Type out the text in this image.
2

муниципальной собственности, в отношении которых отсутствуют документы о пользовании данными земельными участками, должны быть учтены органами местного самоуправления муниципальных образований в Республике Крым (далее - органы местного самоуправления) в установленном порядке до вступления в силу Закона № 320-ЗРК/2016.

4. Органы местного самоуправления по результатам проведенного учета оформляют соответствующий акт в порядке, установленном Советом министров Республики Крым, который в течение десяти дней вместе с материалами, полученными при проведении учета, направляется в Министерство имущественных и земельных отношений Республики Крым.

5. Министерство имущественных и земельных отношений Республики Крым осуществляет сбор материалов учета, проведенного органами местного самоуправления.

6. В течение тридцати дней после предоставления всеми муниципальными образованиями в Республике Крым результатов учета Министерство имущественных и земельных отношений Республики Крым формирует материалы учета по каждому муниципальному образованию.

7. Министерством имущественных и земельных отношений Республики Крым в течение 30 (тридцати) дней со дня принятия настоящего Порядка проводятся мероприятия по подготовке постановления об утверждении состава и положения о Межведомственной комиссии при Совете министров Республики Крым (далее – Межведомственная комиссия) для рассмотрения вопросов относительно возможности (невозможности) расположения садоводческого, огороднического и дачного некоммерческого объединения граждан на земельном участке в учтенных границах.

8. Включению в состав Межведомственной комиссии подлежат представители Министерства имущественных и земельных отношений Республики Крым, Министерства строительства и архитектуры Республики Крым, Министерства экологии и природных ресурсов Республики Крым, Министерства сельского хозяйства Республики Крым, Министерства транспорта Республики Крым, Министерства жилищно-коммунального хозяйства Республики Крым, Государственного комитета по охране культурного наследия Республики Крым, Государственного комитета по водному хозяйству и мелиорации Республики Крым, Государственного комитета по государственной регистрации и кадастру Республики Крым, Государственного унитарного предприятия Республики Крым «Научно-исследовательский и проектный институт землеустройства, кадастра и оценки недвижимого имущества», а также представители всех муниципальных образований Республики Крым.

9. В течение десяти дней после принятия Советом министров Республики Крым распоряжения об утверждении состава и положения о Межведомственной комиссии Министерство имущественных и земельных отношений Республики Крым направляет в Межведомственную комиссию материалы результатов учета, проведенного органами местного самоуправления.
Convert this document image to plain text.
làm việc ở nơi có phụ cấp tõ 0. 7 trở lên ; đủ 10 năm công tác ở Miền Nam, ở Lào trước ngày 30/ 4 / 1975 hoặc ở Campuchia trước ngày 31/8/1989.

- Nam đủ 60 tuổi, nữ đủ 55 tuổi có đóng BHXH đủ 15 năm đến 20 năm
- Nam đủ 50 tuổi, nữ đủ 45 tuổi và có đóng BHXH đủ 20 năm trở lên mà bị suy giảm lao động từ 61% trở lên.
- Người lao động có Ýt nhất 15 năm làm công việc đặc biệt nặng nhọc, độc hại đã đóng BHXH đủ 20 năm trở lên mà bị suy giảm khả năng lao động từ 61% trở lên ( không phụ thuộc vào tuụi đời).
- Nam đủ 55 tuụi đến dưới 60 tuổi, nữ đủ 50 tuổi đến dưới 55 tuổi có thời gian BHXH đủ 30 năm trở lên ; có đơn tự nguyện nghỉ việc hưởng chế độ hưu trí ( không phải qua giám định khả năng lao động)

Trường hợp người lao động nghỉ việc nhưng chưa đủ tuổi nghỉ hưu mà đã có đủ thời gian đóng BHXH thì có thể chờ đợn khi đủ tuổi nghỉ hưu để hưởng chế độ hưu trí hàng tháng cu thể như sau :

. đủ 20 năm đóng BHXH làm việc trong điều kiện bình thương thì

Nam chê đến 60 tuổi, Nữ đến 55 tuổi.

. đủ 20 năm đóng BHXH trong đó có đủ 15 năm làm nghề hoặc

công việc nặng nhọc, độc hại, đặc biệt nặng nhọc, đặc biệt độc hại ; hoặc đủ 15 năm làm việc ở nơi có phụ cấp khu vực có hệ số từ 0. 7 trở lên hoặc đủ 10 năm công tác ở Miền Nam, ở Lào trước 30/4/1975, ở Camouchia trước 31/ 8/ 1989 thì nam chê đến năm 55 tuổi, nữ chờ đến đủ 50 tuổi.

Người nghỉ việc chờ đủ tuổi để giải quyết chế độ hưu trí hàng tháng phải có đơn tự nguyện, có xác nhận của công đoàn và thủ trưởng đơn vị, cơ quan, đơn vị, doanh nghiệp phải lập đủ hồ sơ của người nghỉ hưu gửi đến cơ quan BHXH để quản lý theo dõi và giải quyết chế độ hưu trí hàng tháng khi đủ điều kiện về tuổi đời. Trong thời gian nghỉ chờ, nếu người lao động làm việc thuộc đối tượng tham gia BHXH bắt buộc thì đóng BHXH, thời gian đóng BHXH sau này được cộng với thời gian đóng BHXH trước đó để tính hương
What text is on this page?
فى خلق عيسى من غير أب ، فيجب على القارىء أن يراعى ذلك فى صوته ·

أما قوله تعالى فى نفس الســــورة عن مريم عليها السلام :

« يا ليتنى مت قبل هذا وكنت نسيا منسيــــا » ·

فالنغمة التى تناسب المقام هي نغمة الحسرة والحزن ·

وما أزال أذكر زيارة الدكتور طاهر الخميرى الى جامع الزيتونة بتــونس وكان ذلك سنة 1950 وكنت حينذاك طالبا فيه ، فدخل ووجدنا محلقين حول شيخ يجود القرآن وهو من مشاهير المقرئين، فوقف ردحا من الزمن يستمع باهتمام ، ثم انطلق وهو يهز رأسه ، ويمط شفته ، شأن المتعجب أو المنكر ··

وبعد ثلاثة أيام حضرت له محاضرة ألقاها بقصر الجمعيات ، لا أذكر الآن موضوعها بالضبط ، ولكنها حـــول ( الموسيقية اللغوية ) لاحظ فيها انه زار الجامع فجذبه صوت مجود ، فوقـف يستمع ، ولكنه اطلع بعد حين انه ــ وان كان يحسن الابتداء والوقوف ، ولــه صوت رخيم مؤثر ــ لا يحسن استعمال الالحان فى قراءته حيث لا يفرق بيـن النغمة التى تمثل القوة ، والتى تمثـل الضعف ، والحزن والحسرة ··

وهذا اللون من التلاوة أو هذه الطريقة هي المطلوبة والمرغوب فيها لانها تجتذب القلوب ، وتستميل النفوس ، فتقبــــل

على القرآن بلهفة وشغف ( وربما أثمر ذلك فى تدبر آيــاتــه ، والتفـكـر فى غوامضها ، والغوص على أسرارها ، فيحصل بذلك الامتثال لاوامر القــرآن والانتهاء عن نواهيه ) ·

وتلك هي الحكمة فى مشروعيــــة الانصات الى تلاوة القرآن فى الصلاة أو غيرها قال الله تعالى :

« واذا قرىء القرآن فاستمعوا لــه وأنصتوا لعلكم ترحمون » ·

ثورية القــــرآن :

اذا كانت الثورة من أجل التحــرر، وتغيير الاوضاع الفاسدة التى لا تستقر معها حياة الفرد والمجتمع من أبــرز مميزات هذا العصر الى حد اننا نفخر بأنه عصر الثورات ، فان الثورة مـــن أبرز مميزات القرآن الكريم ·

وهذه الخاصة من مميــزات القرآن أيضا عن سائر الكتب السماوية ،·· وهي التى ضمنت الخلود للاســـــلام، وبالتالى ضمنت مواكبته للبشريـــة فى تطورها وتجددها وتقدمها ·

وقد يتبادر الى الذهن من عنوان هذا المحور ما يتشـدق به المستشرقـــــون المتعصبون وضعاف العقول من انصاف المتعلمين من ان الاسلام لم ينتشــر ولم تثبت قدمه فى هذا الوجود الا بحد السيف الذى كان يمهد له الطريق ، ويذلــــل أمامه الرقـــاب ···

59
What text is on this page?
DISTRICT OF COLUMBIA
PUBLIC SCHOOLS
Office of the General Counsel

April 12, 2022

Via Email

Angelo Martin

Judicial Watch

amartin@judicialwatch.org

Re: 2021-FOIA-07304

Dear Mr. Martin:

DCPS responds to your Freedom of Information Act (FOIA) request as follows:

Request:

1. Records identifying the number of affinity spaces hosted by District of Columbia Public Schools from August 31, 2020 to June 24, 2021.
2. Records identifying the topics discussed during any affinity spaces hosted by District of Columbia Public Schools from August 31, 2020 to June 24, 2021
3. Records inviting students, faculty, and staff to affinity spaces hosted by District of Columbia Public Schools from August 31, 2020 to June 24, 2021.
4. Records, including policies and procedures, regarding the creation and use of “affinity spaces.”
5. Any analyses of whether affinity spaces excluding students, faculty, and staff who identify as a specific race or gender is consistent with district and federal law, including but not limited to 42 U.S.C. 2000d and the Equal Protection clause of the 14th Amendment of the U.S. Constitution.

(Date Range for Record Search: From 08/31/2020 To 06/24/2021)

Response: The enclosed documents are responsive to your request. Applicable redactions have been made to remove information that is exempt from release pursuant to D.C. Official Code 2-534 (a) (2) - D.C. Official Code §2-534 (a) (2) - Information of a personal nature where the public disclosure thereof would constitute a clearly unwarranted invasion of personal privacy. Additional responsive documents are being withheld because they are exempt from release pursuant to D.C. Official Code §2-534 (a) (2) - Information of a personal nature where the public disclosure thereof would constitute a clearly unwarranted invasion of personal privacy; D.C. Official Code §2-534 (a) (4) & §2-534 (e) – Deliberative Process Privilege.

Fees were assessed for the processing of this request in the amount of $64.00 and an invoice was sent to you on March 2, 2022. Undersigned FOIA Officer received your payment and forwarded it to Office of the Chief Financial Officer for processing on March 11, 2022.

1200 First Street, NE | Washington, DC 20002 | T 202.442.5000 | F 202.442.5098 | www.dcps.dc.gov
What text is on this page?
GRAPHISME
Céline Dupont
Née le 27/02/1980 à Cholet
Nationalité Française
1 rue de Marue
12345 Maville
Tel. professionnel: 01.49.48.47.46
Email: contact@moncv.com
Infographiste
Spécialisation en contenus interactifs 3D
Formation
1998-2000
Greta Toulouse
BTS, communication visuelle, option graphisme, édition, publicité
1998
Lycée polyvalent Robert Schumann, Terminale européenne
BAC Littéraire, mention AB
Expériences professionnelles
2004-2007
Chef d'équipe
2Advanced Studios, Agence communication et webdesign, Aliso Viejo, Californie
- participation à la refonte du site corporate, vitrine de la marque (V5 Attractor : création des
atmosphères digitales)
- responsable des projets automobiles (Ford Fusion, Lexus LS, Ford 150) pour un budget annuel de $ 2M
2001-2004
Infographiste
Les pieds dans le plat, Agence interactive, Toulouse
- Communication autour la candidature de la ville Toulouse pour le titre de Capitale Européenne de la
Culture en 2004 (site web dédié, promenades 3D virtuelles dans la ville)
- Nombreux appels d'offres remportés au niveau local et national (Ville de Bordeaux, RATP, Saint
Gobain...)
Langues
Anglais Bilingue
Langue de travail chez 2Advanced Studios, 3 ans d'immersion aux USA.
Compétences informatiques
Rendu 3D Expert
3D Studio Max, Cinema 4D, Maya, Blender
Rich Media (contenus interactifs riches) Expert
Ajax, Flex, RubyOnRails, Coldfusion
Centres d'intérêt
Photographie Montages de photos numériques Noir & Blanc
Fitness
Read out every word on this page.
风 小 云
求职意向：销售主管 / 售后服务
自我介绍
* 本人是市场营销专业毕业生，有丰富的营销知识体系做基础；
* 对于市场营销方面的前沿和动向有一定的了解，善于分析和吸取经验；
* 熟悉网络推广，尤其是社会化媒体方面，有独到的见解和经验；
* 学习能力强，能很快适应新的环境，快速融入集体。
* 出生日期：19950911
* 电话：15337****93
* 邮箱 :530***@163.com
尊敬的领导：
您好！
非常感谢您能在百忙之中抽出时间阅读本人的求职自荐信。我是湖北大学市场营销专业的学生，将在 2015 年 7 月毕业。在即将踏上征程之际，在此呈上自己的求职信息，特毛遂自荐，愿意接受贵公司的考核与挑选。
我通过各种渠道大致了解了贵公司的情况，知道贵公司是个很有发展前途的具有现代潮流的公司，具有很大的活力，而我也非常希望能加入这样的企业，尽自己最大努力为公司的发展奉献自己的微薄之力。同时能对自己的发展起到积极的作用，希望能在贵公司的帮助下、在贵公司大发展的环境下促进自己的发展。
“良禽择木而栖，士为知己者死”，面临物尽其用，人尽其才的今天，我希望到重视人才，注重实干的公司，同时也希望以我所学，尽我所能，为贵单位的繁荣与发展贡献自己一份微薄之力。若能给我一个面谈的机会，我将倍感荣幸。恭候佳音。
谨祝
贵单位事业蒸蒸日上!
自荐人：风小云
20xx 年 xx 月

## WRITTEN PROBLEM
List the lines of the records where "Toulouse" occurs.

## RESPONSE
Greta Toulouse
Les pieds dans le plat, Agence interactive, Toulouse
- Communication autour la candidature de la ville Toulouse pour le titre de Capitale Européenne de la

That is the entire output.